▶ _PROBLEM TO SOLVE_
Every line that contains the word "true" should be copied.

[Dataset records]
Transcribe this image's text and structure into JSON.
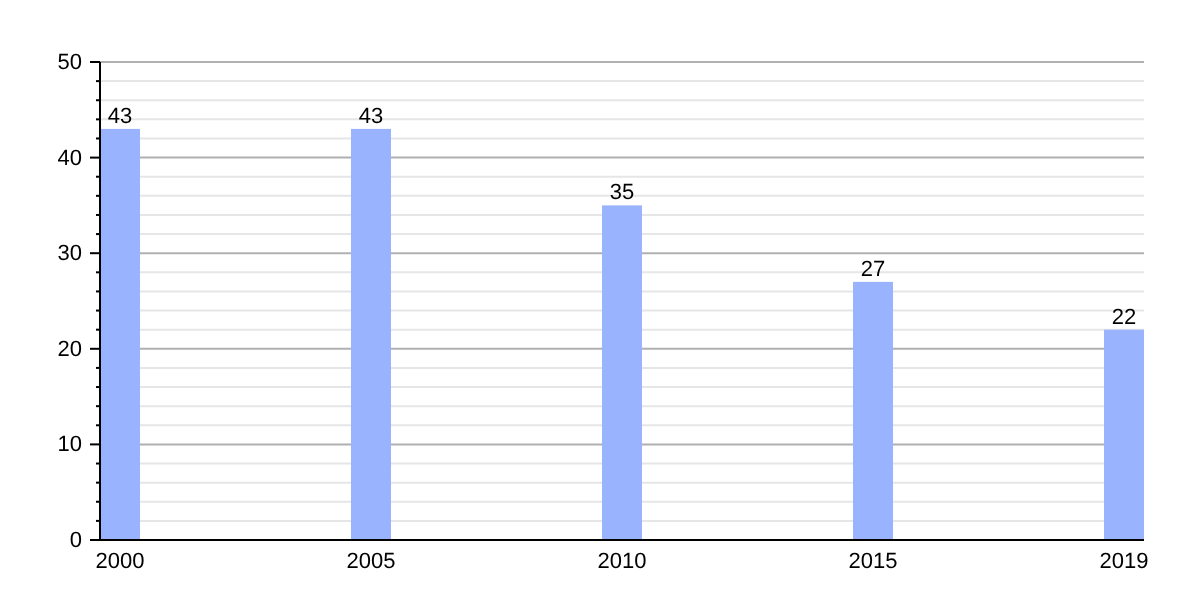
{
  "chart_data": {
    "type": "bar",
    "categories": [
      "2000",
      "2005",
      "2010",
      "2015",
      "2019"
    ],
    "values": [
      43,
      43,
      35,
      27,
      22
    ],
    "color": "#99b3ff",
    "ylim": [
      0,
      50
    ],
    "yticks": [
      0,
      {
        "value": 2,
        "label": null
      },
      {
        "value": 4,
        "label": null
      },
      {
        "value": 6,
        "label": null
      },
      {
        "value": 8,
        "label": null
      },
      10,
      {
        "value": 12,
        "label": null
      },
      {
        "value": 14,
        "label": null
      },
      {
        "value": 16,
        "label": null
      },
      {
        "value": 18,
        "label": null
      },
      20,
      {
        "value": 22,
        "label": null
      },
      {
        "value": 24,
        "label": null
      },
      {
        "value": 26,
        "label": null
      },
      {
        "value": 28,
        "label": null
      },
      30,
      {
        "value": 32,
        "label": null
      },
      {
        "value": 34,
        "label": null
      },
      {
        "value": 36,
        "label": null
      },
      {
        "value": 38,
        "label": null
      },
      40,
      {
        "value": 42,
        "label": null
      },
      {
        "value": 44,
        "label": null
      },
      {
        "value": 46,
        "label": null
      },
      {
        "value": 48,
        "label": null
      },
      50
    ],
    "grid": true,
    "data_labels": true
  }
}
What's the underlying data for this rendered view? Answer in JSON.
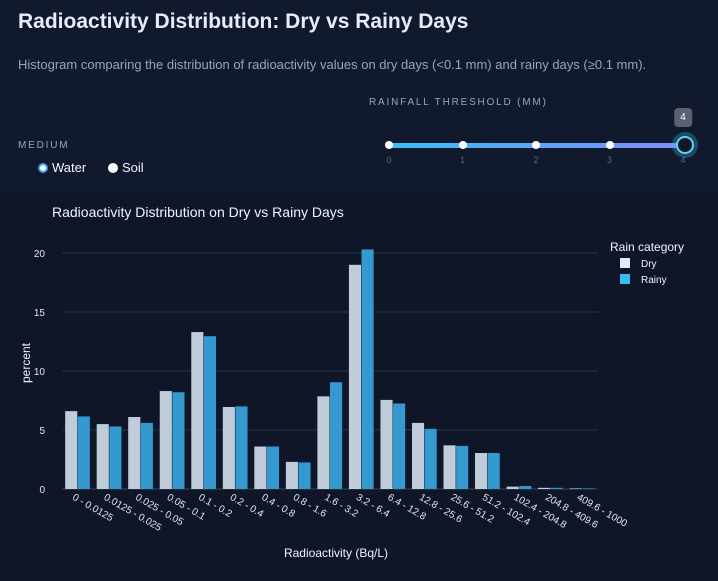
{
  "header": {
    "title": "Radioactivity Distribution: Dry vs Rainy Days",
    "subtitle": "Histogram comparing the distribution of radioactivity values on dry days (<0.1 mm) and rainy days (≥0.1 mm)."
  },
  "controls": {
    "threshold_label": "RAINFALL THRESHOLD (MM)",
    "threshold_value": "4",
    "threshold_ticks": [
      "0",
      "1",
      "2",
      "3",
      "4"
    ],
    "medium_label": "MEDIUM",
    "medium_options": [
      {
        "label": "Water",
        "selected": true
      },
      {
        "label": "Soil",
        "selected": false
      }
    ]
  },
  "chart_data": {
    "type": "bar",
    "title": "Radioactivity Distribution on Dry vs Rainy Days",
    "xlabel": "Radioactivity (Bq/L)",
    "ylabel": "percent",
    "ylim": [
      0,
      21
    ],
    "yticks": [
      "0",
      "5",
      "10",
      "15",
      "20"
    ],
    "grid": true,
    "legend_title": "Rain category",
    "legend_position": "top-right",
    "categories": [
      "0 - 0.0125",
      "0.0125 - 0.025",
      "0.025 - 0.05",
      "0.05 - 0.1",
      "0.1 - 0.2",
      "0.2 - 0.4",
      "0.4 - 0.8",
      "0.8 - 1.6",
      "1.6 - 3.2",
      "3.2 - 6.4",
      "6.4 - 12.8",
      "12.8 - 25.6",
      "25.6 - 51.2",
      "51.2 - 102.4",
      "102.4 - 204.8",
      "204.8 - 409.6",
      "409.6 - 1000"
    ],
    "series": [
      {
        "name": "Dry",
        "color": "#c0ccda",
        "values": [
          6.6,
          5.5,
          6.1,
          8.3,
          13.3,
          6.95,
          3.6,
          2.3,
          7.85,
          19.0,
          7.55,
          5.6,
          3.7,
          3.05,
          0.2,
          0.1,
          0.05
        ]
      },
      {
        "name": "Rainy",
        "color": "#3399d0",
        "values": [
          6.15,
          5.3,
          5.6,
          8.2,
          12.95,
          7.0,
          3.6,
          2.25,
          9.05,
          20.3,
          7.25,
          5.1,
          3.65,
          3.05,
          0.25,
          0.1,
          0.05
        ]
      }
    ]
  }
}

▶ _SOLUTION TO THE EXERCISE_
    "grid": true,
    "data_labels": true
        "selected": true
    "grid": true,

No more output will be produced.